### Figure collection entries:
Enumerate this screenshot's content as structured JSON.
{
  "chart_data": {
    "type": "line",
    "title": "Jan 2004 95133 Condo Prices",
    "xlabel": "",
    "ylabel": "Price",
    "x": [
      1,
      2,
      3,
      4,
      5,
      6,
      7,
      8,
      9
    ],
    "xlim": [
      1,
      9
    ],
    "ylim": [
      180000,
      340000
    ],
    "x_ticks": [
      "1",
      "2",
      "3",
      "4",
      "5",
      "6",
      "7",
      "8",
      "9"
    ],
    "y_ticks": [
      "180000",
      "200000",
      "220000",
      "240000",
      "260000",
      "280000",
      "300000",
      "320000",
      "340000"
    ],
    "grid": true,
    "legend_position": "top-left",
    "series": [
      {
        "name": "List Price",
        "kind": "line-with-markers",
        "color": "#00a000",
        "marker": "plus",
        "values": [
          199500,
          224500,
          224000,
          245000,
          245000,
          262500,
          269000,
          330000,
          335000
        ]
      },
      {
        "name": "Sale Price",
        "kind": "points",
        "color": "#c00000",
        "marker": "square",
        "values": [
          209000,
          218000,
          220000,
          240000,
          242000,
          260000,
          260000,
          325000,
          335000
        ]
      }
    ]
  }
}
==
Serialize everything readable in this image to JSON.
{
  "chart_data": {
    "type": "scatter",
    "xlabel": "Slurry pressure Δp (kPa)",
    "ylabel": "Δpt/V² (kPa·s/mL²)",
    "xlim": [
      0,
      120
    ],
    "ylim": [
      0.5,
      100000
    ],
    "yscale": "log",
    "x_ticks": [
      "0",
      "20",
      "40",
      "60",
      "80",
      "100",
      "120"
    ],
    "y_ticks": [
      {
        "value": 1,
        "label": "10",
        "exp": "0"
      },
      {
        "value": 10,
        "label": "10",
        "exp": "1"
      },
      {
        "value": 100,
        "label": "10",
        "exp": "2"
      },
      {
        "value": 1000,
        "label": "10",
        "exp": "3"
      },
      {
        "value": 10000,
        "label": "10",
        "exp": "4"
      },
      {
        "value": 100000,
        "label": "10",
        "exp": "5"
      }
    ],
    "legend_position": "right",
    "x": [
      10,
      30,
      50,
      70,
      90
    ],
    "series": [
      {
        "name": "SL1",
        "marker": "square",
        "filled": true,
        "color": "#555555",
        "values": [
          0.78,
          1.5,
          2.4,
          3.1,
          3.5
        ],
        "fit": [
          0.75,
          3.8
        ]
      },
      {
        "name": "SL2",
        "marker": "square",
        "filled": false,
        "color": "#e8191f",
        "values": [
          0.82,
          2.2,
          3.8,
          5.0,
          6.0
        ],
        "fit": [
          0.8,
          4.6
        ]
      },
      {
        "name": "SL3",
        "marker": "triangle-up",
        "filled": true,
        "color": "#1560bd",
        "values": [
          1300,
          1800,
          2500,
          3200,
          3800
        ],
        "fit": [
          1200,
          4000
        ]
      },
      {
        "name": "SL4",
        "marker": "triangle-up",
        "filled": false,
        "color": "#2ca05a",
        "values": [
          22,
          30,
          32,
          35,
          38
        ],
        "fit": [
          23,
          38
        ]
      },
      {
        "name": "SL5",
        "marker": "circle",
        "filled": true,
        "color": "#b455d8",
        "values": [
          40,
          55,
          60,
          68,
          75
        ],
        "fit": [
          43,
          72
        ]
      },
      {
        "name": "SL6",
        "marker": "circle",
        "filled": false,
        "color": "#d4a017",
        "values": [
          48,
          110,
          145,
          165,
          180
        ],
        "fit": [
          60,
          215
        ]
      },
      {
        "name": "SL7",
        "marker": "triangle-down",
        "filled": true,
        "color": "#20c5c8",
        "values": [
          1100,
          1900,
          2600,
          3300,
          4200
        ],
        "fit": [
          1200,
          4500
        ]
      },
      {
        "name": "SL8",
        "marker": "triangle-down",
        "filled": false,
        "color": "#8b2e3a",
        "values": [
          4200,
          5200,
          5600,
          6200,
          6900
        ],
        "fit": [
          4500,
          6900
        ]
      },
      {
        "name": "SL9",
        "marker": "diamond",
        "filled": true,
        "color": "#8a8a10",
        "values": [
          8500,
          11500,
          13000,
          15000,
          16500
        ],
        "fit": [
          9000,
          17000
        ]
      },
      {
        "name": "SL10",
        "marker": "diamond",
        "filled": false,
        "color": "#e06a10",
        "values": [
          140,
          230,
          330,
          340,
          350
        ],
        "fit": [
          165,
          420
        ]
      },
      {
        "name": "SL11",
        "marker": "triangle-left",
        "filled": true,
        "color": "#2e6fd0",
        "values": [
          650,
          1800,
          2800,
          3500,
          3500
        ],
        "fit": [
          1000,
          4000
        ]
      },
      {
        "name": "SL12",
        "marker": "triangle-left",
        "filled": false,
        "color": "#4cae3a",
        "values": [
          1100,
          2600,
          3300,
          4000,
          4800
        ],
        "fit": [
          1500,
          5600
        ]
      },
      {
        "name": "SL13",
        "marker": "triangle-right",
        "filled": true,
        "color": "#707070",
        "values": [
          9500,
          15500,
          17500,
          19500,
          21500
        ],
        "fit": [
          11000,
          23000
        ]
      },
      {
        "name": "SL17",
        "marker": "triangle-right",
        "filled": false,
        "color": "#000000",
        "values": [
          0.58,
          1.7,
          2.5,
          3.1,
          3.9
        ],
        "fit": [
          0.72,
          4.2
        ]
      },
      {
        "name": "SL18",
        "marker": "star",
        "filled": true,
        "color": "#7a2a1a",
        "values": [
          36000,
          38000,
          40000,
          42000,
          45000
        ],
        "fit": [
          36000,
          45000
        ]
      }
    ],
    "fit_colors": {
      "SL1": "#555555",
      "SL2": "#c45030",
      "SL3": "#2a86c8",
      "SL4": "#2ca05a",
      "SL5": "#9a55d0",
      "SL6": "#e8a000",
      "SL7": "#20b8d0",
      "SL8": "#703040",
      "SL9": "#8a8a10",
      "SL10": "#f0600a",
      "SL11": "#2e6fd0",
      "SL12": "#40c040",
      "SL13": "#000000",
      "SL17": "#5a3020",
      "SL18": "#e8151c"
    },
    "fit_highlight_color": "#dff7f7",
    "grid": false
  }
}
--
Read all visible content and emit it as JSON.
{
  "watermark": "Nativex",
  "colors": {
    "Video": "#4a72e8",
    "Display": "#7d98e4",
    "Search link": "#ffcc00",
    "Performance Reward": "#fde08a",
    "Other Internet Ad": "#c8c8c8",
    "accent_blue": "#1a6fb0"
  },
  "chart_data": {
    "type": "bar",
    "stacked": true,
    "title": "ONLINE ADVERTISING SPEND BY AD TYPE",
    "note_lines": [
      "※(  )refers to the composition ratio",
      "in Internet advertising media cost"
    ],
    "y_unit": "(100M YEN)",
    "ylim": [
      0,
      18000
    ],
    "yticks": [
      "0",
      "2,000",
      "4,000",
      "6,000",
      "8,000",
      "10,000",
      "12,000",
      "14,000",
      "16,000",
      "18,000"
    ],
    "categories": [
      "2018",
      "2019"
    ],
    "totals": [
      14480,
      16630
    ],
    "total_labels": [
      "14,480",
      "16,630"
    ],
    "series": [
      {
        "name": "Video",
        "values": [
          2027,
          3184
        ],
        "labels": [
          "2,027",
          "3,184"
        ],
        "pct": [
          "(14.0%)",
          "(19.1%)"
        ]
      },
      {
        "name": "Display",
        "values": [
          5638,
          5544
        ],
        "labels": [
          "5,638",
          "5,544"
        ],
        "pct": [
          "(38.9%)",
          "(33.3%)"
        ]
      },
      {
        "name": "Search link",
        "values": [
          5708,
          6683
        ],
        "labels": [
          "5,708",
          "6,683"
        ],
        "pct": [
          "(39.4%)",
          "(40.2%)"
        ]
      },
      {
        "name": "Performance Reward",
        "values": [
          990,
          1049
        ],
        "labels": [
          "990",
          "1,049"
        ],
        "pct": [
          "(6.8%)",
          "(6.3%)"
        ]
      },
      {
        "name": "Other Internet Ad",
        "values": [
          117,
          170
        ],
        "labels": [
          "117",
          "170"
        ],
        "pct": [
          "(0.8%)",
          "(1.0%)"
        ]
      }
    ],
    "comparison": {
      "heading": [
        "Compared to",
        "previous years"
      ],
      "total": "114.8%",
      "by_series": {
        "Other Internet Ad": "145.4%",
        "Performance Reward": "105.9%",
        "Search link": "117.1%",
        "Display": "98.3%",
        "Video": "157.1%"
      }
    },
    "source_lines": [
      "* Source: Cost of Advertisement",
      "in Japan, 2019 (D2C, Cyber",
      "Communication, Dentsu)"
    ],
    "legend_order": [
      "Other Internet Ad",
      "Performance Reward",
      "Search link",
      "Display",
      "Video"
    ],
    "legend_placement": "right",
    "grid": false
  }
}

### PROMPT:
Select and copy every line of the listing with the word "Performance".

### RESPONSE TO THIS TASK:
    "Performance Reward": "#fde08a",
        "name": "Performance Reward",
        "Performance Reward": "105.9%",
      "Performance Reward",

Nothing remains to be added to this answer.